> INPUT ROWS:
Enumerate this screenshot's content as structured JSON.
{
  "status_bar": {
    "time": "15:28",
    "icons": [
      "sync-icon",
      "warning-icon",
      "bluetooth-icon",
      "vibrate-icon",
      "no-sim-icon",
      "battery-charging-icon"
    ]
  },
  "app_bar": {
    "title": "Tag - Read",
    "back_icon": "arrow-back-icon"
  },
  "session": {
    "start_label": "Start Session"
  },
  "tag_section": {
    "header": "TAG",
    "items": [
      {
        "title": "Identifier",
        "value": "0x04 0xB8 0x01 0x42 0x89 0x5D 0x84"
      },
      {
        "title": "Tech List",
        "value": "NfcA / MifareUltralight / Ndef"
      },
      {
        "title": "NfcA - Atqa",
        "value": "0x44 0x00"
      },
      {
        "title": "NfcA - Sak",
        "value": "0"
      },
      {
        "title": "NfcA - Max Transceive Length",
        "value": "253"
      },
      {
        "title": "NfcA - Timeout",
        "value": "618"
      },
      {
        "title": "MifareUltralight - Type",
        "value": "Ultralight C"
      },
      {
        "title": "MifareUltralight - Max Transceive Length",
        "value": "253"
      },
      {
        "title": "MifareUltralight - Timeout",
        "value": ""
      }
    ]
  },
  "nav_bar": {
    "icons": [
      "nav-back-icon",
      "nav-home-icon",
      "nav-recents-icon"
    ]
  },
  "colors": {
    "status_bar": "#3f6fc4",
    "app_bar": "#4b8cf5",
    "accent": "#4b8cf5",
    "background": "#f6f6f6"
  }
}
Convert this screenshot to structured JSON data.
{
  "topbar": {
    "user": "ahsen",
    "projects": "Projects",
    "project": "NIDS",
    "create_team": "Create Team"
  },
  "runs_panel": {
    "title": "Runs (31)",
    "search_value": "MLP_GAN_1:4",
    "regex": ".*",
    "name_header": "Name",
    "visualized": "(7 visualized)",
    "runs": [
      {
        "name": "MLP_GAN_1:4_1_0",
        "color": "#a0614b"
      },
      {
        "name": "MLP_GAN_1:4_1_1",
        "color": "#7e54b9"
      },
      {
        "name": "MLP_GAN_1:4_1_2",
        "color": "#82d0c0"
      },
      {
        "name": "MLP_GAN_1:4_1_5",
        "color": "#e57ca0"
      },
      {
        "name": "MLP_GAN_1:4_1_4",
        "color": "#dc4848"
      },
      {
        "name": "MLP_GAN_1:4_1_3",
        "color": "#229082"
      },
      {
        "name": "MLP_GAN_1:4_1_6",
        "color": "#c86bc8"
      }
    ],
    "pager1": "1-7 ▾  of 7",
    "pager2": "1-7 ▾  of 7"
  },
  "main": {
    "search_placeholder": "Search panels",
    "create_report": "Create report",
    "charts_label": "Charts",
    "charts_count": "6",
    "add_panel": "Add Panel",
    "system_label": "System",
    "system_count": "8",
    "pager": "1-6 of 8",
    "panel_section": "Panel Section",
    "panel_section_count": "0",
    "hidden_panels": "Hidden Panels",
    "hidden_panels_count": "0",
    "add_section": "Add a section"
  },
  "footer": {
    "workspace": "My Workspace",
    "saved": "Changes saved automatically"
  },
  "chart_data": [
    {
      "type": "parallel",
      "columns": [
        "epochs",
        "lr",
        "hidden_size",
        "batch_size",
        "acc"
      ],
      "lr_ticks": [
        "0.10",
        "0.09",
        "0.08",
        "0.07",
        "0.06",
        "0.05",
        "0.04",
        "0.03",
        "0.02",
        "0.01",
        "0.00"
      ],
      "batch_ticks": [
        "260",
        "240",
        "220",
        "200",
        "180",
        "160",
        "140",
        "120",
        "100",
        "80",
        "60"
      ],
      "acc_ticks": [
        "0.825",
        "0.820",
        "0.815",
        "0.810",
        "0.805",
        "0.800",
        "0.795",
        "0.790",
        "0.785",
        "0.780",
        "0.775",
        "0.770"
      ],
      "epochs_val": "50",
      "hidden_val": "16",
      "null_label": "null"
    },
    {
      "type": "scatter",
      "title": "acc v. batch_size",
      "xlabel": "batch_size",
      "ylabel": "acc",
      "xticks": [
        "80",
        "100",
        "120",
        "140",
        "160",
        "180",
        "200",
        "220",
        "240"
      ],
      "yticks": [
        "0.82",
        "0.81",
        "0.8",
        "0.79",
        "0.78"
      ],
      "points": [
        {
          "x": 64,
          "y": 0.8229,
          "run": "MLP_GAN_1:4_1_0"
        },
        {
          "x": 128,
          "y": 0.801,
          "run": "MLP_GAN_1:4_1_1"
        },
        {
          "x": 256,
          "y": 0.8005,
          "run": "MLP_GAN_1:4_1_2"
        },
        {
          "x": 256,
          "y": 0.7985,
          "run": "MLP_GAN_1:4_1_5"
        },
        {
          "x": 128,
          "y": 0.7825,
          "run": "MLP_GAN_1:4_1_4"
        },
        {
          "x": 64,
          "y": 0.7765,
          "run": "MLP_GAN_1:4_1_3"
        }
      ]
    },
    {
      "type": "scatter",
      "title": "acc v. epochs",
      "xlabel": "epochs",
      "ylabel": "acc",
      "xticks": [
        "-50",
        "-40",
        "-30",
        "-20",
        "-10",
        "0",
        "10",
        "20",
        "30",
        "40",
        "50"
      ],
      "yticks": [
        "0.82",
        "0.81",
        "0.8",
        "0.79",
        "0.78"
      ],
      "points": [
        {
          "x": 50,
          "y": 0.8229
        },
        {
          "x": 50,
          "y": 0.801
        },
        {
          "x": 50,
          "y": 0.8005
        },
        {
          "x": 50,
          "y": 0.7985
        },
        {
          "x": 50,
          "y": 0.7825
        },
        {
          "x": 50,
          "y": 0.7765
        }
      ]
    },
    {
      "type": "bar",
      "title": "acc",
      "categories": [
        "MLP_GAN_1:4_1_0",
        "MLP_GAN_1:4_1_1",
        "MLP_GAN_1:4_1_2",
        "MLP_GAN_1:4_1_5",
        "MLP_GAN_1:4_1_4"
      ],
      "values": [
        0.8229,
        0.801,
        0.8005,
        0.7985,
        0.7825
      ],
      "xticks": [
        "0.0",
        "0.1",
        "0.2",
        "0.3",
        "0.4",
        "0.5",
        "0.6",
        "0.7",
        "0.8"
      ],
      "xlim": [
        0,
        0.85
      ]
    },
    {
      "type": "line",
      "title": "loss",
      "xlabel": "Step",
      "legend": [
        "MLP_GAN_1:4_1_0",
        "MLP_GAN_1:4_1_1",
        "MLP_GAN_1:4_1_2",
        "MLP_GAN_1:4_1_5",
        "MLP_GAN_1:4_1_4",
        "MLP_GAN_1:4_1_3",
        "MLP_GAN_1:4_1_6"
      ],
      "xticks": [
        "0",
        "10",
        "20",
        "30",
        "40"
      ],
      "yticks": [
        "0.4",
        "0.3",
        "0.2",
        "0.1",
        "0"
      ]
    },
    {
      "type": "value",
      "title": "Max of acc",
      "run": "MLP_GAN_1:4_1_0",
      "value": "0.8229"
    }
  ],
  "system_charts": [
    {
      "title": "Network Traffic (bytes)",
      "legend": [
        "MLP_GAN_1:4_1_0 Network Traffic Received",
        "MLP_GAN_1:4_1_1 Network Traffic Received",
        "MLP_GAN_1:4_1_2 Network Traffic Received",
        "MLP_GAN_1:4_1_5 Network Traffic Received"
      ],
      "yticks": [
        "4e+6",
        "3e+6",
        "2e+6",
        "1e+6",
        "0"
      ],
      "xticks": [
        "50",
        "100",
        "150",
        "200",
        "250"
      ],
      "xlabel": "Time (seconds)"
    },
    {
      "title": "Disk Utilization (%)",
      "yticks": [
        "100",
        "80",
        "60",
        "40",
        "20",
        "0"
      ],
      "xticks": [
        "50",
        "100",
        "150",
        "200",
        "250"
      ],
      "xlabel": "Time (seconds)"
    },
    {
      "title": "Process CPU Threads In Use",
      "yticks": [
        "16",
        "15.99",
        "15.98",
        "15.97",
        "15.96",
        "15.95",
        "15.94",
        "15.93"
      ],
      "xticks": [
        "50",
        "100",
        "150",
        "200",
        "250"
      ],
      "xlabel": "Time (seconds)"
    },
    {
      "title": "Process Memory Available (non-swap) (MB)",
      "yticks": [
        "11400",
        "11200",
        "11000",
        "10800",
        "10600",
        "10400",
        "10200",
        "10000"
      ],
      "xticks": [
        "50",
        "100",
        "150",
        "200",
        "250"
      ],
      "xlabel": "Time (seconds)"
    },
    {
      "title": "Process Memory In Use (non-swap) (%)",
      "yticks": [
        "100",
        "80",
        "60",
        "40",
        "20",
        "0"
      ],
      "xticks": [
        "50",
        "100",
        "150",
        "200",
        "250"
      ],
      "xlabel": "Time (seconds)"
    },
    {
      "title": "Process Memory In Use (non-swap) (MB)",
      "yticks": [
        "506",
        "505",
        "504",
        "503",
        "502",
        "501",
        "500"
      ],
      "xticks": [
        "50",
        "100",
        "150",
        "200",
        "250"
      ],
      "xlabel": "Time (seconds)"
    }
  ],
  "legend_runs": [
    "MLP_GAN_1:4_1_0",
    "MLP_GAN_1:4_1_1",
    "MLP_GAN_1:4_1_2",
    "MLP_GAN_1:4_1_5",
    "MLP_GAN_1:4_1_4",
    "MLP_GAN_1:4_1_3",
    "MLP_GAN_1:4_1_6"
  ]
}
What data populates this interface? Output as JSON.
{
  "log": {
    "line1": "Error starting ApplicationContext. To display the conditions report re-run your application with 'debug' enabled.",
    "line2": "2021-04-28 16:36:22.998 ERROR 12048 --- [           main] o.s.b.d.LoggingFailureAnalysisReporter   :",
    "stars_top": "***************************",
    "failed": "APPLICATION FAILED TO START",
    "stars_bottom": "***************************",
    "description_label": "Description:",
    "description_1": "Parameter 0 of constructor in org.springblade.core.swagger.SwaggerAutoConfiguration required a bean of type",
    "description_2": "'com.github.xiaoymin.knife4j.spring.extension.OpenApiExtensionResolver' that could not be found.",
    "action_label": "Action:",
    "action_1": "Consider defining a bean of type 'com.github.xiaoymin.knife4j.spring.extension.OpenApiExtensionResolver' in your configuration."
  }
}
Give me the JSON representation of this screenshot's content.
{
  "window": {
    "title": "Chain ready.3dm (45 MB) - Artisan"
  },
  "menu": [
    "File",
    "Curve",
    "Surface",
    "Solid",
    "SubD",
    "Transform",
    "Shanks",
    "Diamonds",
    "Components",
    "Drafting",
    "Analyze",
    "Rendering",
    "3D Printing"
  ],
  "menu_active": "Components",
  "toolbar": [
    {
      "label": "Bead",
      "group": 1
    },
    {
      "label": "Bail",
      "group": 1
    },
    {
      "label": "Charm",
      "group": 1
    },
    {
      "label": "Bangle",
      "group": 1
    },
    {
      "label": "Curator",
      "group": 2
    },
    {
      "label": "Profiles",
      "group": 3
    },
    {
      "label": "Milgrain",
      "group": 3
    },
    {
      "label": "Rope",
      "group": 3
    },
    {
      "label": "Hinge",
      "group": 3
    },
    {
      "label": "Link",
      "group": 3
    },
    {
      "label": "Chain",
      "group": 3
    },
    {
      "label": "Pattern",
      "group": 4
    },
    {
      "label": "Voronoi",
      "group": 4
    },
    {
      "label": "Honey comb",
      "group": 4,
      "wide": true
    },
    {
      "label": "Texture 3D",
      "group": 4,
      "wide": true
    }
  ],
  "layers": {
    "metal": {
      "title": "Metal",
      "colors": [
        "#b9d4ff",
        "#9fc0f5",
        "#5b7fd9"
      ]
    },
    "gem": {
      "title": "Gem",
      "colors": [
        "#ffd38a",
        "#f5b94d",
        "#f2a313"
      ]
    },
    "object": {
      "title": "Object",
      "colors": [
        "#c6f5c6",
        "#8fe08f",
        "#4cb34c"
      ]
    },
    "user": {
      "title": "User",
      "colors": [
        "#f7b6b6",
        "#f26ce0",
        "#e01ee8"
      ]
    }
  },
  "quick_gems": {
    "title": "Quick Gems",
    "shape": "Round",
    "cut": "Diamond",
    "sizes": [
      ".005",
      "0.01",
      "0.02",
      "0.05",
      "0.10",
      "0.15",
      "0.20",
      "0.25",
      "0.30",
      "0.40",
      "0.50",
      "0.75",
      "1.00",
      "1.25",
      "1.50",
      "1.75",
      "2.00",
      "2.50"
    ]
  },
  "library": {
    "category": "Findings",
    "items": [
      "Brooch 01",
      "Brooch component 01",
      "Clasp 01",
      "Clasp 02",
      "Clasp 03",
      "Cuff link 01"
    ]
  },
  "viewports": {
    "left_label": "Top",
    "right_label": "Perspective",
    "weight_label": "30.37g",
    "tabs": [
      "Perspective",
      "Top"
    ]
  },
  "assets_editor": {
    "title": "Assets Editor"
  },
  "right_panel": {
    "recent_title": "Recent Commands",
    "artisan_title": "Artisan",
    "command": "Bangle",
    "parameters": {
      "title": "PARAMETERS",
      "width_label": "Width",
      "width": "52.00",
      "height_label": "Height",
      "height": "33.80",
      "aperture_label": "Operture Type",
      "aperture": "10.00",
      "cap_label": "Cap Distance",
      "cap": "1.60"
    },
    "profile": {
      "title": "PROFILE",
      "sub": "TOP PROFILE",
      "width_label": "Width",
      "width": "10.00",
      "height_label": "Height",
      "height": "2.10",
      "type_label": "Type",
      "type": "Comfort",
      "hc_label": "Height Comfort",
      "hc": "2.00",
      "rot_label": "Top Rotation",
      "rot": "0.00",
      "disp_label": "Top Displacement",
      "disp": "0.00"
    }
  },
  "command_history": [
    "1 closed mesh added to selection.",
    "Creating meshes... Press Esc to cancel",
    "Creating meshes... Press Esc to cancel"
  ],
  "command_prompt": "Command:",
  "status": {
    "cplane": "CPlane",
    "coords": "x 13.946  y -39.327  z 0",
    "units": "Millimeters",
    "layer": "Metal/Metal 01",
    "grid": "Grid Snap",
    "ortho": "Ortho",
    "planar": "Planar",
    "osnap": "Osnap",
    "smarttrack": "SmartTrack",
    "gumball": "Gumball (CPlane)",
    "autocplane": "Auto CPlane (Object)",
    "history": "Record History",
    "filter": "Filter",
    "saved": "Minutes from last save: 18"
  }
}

> WHAT YOU ARE ASKED TO DO:
Using the listing above, pull out all lines that hold the word "swap".

> WORKED ANSWER:
      "title": "Process Memory Available (non-swap) (MB)",
      "title": "Process Memory In Use (non-swap) (%)",
      "title": "Process Memory In Use (non-swap) (MB)",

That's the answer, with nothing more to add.